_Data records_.
——————

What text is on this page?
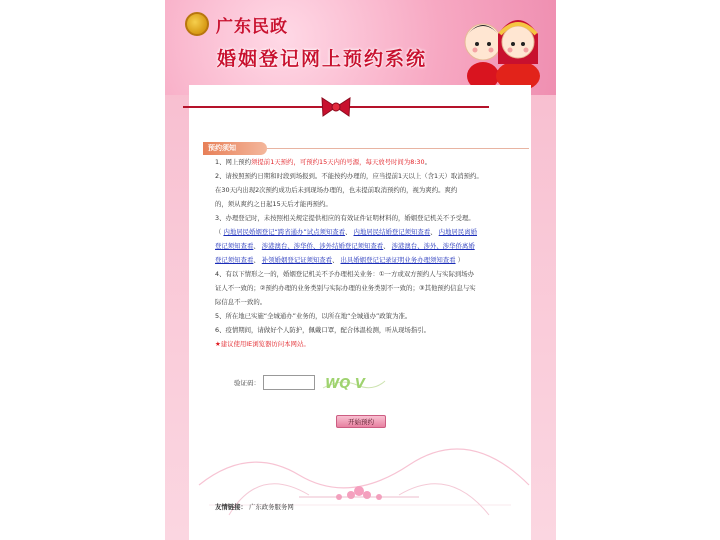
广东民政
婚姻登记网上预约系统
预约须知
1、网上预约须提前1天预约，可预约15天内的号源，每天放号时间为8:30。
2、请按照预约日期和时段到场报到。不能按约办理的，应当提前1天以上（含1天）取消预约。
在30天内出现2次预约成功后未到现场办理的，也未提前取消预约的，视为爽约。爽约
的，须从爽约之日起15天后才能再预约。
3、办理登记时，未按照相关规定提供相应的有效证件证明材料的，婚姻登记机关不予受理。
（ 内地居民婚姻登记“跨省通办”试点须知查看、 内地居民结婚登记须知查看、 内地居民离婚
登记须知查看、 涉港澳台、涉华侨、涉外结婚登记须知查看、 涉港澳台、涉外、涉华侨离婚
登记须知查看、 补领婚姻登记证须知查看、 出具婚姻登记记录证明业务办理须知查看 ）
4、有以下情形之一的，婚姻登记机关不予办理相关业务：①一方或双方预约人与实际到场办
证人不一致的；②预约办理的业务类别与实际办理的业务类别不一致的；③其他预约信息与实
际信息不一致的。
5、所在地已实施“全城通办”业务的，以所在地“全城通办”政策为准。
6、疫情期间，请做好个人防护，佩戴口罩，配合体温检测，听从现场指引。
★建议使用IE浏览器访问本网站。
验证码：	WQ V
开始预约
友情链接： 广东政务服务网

——————

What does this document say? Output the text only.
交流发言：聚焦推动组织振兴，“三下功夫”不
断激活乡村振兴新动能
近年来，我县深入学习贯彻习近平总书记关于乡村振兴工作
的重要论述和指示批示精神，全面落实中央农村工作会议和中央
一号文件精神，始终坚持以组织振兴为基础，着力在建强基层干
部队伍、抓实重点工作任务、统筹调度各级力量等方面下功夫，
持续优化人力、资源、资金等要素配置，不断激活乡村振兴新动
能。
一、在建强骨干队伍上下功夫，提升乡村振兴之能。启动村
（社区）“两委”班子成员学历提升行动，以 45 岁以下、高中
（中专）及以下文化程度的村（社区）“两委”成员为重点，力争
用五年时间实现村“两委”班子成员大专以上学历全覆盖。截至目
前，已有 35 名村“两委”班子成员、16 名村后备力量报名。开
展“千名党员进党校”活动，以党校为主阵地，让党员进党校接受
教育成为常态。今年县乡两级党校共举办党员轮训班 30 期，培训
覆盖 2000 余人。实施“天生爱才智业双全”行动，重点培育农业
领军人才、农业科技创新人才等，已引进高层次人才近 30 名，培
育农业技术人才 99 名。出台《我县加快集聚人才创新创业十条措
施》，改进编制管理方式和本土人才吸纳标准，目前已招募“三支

——————

_What you have to do_. From the data above, copy each line that has the string "this".

_Completed exercise_.
What text is on this page?
What does this document say? Output the text only.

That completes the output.